#### The request
Look through the material below, count the lines containing the word "name", and state only the count.

Excerpts from a figure dataset:

-*-*-

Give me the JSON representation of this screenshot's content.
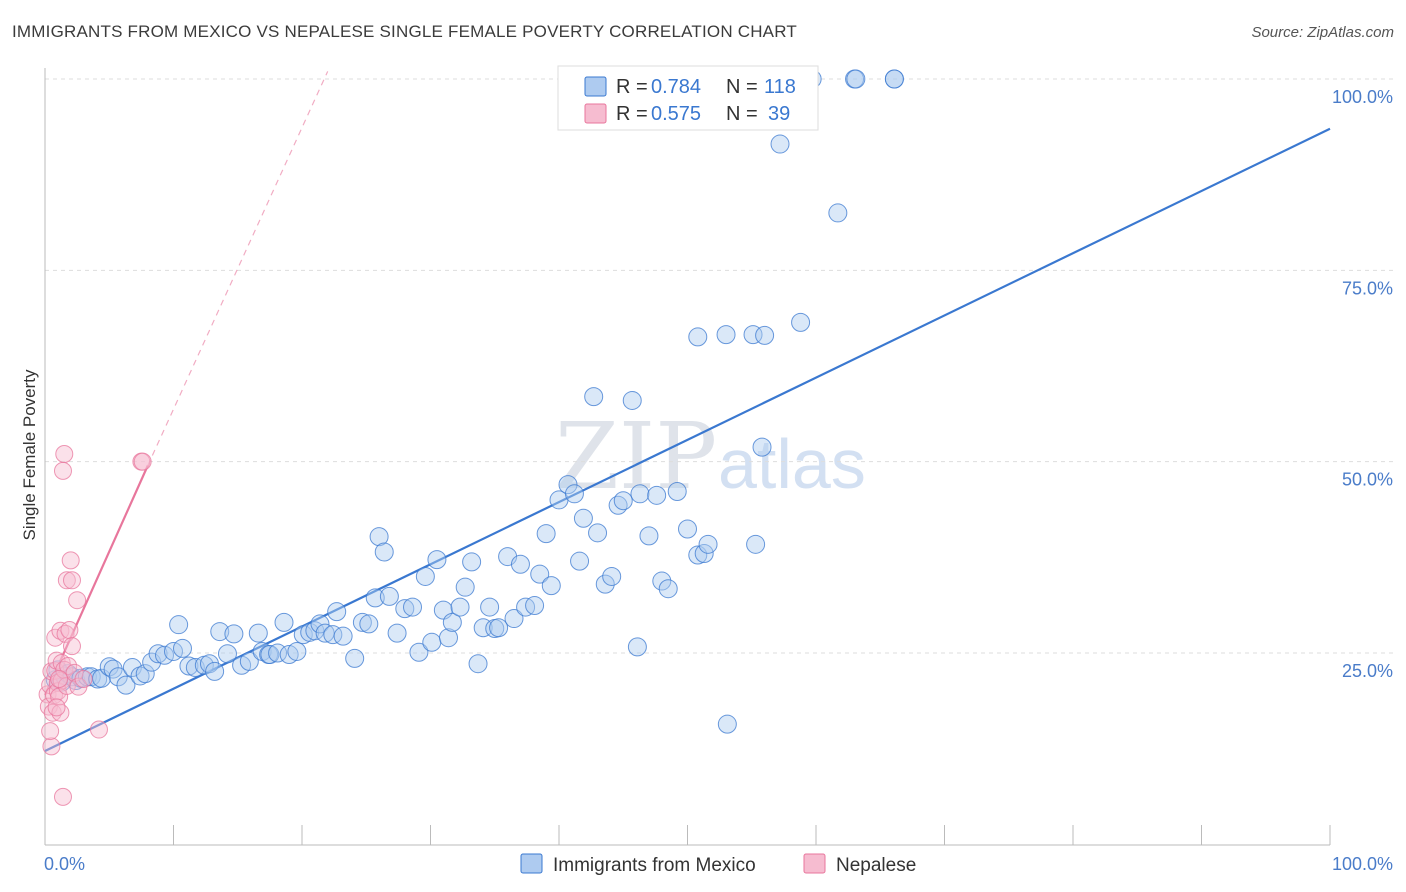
{
  "title": "IMMIGRANTS FROM MEXICO VS NEPALESE SINGLE FEMALE POVERTY CORRELATION CHART",
  "source": "Source: ZipAtlas.com",
  "watermark": {
    "zip": "ZIP",
    "atlas": "atlas"
  },
  "colors": {
    "blue": "#3a78d0",
    "blue_fill": "#aecbf0",
    "pink": "#e8769c",
    "pink_fill": "#f6bcd0",
    "grid": "#dddddd",
    "axis_label": "#4a7cc9"
  },
  "legend_top": {
    "rows": [
      {
        "r_label": "R =",
        "r_value": "0.784",
        "n_label": "N =",
        "n_value": "118"
      },
      {
        "r_label": "R =",
        "r_value": "0.575",
        "n_label": "N =",
        "n_value": "39"
      }
    ]
  },
  "legend_bottom": {
    "items": [
      "Immigrants from Mexico",
      "Nepalese"
    ]
  },
  "chart_data": {
    "type": "scatter",
    "title": "IMMIGRANTS FROM MEXICO VS NEPALESE SINGLE FEMALE POVERTY CORRELATION CHART",
    "xlabel": "",
    "ylabel": "Single Female Poverty",
    "xlim": [
      0,
      100
    ],
    "ylim": [
      0,
      102
    ],
    "x_tick_labels": [
      "0.0%",
      "100.0%"
    ],
    "y_ticks": [
      25,
      50,
      75,
      100
    ],
    "y_tick_labels": [
      "25.0%",
      "50.0%",
      "75.0%",
      "100.0%"
    ],
    "grid": true,
    "series": [
      {
        "name": "Immigrants from Mexico",
        "color": "#3a78d0",
        "r": 0.784,
        "n": 118,
        "trend": {
          "x": [
            0,
            100
          ],
          "y": [
            12.2,
            93.5
          ],
          "style": "solid"
        },
        "points": [
          [
            0.8,
            21.5
          ],
          [
            1.0,
            22.8
          ],
          [
            1.3,
            21.2
          ],
          [
            1.5,
            22.0
          ],
          [
            1.8,
            22.3
          ],
          [
            2.1,
            21.9
          ],
          [
            2.4,
            21.4
          ],
          [
            2.8,
            21.7
          ],
          [
            3.3,
            21.9
          ],
          [
            3.6,
            21.9
          ],
          [
            4.1,
            21.6
          ],
          [
            4.4,
            21.7
          ],
          [
            5.0,
            23.2
          ],
          [
            5.3,
            22.9
          ],
          [
            5.7,
            21.9
          ],
          [
            6.3,
            20.8
          ],
          [
            6.8,
            23.1
          ],
          [
            7.4,
            22.0
          ],
          [
            7.8,
            22.3
          ],
          [
            8.3,
            23.8
          ],
          [
            8.8,
            24.9
          ],
          [
            9.3,
            24.7
          ],
          [
            10.0,
            25.2
          ],
          [
            10.4,
            28.7
          ],
          [
            10.7,
            25.6
          ],
          [
            11.2,
            23.3
          ],
          [
            11.7,
            23.1
          ],
          [
            12.4,
            23.4
          ],
          [
            12.8,
            23.6
          ],
          [
            13.2,
            22.6
          ],
          [
            13.6,
            27.8
          ],
          [
            14.2,
            24.9
          ],
          [
            14.7,
            27.5
          ],
          [
            15.3,
            23.4
          ],
          [
            15.9,
            23.9
          ],
          [
            16.6,
            27.6
          ],
          [
            16.9,
            25.2
          ],
          [
            17.4,
            24.8
          ],
          [
            17.5,
            24.8
          ],
          [
            18.1,
            25.0
          ],
          [
            18.6,
            29.0
          ],
          [
            19.0,
            24.8
          ],
          [
            19.6,
            25.2
          ],
          [
            20.1,
            27.4
          ],
          [
            20.6,
            27.7
          ],
          [
            21.0,
            27.9
          ],
          [
            21.4,
            28.8
          ],
          [
            21.8,
            27.6
          ],
          [
            22.4,
            27.4
          ],
          [
            22.7,
            30.4
          ],
          [
            23.2,
            27.2
          ],
          [
            24.1,
            24.3
          ],
          [
            24.7,
            29.0
          ],
          [
            25.2,
            28.8
          ],
          [
            25.7,
            32.2
          ],
          [
            26.0,
            40.2
          ],
          [
            26.4,
            38.2
          ],
          [
            26.8,
            32.4
          ],
          [
            27.4,
            27.6
          ],
          [
            28.0,
            30.8
          ],
          [
            28.6,
            31.0
          ],
          [
            29.1,
            25.1
          ],
          [
            29.6,
            35.0
          ],
          [
            30.1,
            26.4
          ],
          [
            30.5,
            37.2
          ],
          [
            31.0,
            30.6
          ],
          [
            31.4,
            27.0
          ],
          [
            31.7,
            29.0
          ],
          [
            32.3,
            31.0
          ],
          [
            32.7,
            33.6
          ],
          [
            33.2,
            36.9
          ],
          [
            33.7,
            23.6
          ],
          [
            34.1,
            28.3
          ],
          [
            34.6,
            31.0
          ],
          [
            35.0,
            28.2
          ],
          [
            35.3,
            28.3
          ],
          [
            36.0,
            37.6
          ],
          [
            36.5,
            29.5
          ],
          [
            37.0,
            36.6
          ],
          [
            37.4,
            31.0
          ],
          [
            38.1,
            31.2
          ],
          [
            38.5,
            35.3
          ],
          [
            39.0,
            40.6
          ],
          [
            39.4,
            33.8
          ],
          [
            40.0,
            45.0
          ],
          [
            40.7,
            47.0
          ],
          [
            41.2,
            45.8
          ],
          [
            41.6,
            37.0
          ],
          [
            41.9,
            42.6
          ],
          [
            42.7,
            58.5
          ],
          [
            43.0,
            40.7
          ],
          [
            43.6,
            34.0
          ],
          [
            44.1,
            35.0
          ],
          [
            44.6,
            44.3
          ],
          [
            45.0,
            44.9
          ],
          [
            45.7,
            58.0
          ],
          [
            46.1,
            25.8
          ],
          [
            46.3,
            45.8
          ],
          [
            47.0,
            40.3
          ],
          [
            47.6,
            45.6
          ],
          [
            48.0,
            34.4
          ],
          [
            48.5,
            33.4
          ],
          [
            49.2,
            46.1
          ],
          [
            50.0,
            41.2
          ],
          [
            50.8,
            37.8
          ],
          [
            50.8,
            66.3
          ],
          [
            51.3,
            38.0
          ],
          [
            51.6,
            39.2
          ],
          [
            53.0,
            66.6
          ],
          [
            53.1,
            15.7
          ],
          [
            53.5,
            100.0
          ],
          [
            55.1,
            66.6
          ],
          [
            55.8,
            51.9
          ],
          [
            55.3,
            39.2
          ],
          [
            56.0,
            66.5
          ],
          [
            57.2,
            91.5
          ],
          [
            58.1,
            100.0
          ],
          [
            59.7,
            100.0
          ],
          [
            63.0,
            100.0
          ],
          [
            58.8,
            68.2
          ],
          [
            61.7,
            82.5
          ],
          [
            63.1,
            100.0
          ],
          [
            66.1,
            100.0
          ],
          [
            66.1,
            100.0
          ]
        ]
      },
      {
        "name": "Nepalese",
        "color": "#e8769c",
        "r": 0.575,
        "n": 39,
        "trend": {
          "x": [
            0,
            8
          ],
          "y": [
            19.5,
            49.5
          ],
          "style": "solid",
          "extension": {
            "x": [
              8,
              22
            ],
            "y": [
              49.5,
              101
            ],
            "style": "dashed"
          }
        },
        "points": [
          [
            0.2,
            19.6
          ],
          [
            0.3,
            18.0
          ],
          [
            0.4,
            20.8
          ],
          [
            0.5,
            22.6
          ],
          [
            0.5,
            12.8
          ],
          [
            0.6,
            17.2
          ],
          [
            0.7,
            19.5
          ],
          [
            0.8,
            27.0
          ],
          [
            0.8,
            22.7
          ],
          [
            0.9,
            24.0
          ],
          [
            1.0,
            21.1
          ],
          [
            1.0,
            20.0
          ],
          [
            1.1,
            19.3
          ],
          [
            1.2,
            27.9
          ],
          [
            1.2,
            17.2
          ],
          [
            1.3,
            23.7
          ],
          [
            1.3,
            21.4
          ],
          [
            1.4,
            48.8
          ],
          [
            1.4,
            6.2
          ],
          [
            1.5,
            51.0
          ],
          [
            1.5,
            22.8
          ],
          [
            1.6,
            27.5
          ],
          [
            1.7,
            20.7
          ],
          [
            1.7,
            34.5
          ],
          [
            1.8,
            23.3
          ],
          [
            1.9,
            28.0
          ],
          [
            2.0,
            37.1
          ],
          [
            2.1,
            25.9
          ],
          [
            2.1,
            34.5
          ],
          [
            2.3,
            22.4
          ],
          [
            2.5,
            31.9
          ],
          [
            2.6,
            20.6
          ],
          [
            3.0,
            21.6
          ],
          [
            4.2,
            15.0
          ],
          [
            7.5,
            50.0
          ],
          [
            7.6,
            50.0
          ],
          [
            0.4,
            14.8
          ],
          [
            0.9,
            17.9
          ],
          [
            1.1,
            21.6
          ]
        ]
      }
    ]
  }
}
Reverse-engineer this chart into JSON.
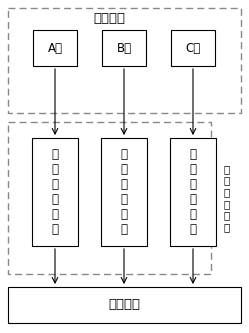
{
  "title": "三相母线",
  "phase_labels": [
    "A相",
    "B相",
    "C相"
  ],
  "cap_labels": [
    "电\n容\n分\n压\n器\n一",
    "电\n容\n分\n压\n器\n二",
    "电\n容\n分\n压\n器\n三"
  ],
  "cap_side_label": "电\n容\n分\n压\n模\n块",
  "monitor_label": "监测装置",
  "bg_color": "#ffffff",
  "solid_color": "#000000",
  "dash_color": "#888888",
  "fig_w": 2.49,
  "fig_h": 3.33,
  "dpi": 100
}
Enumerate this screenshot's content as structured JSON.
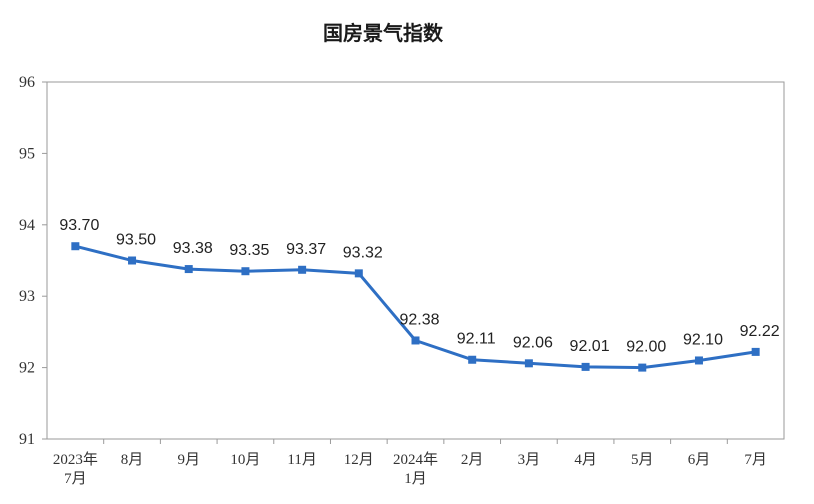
{
  "chart_data": {
    "type": "line",
    "title": "国房景气指数",
    "categories": [
      [
        "2023年",
        "7月"
      ],
      [
        "8月"
      ],
      [
        "9月"
      ],
      [
        "10月"
      ],
      [
        "11月"
      ],
      [
        "12月"
      ],
      [
        "2024年",
        "1月"
      ],
      [
        "2月"
      ],
      [
        "3月"
      ],
      [
        "4月"
      ],
      [
        "5月"
      ],
      [
        "6月"
      ],
      [
        "7月"
      ]
    ],
    "values": [
      93.7,
      93.5,
      93.38,
      93.35,
      93.37,
      93.32,
      92.38,
      92.11,
      92.06,
      92.01,
      92.0,
      92.1,
      92.22
    ],
    "value_labels": [
      "93.70",
      "93.50",
      "93.38",
      "93.35",
      "93.37",
      "93.32",
      "92.38",
      "92.11",
      "92.06",
      "92.01",
      "92.00",
      "92.10",
      "92.22"
    ],
    "ylim": [
      91,
      96
    ],
    "yticks": [
      91,
      92,
      93,
      94,
      95,
      96
    ],
    "grid": false,
    "line_color": "#2e6fc4"
  }
}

-*-*-

#### Problem solution
2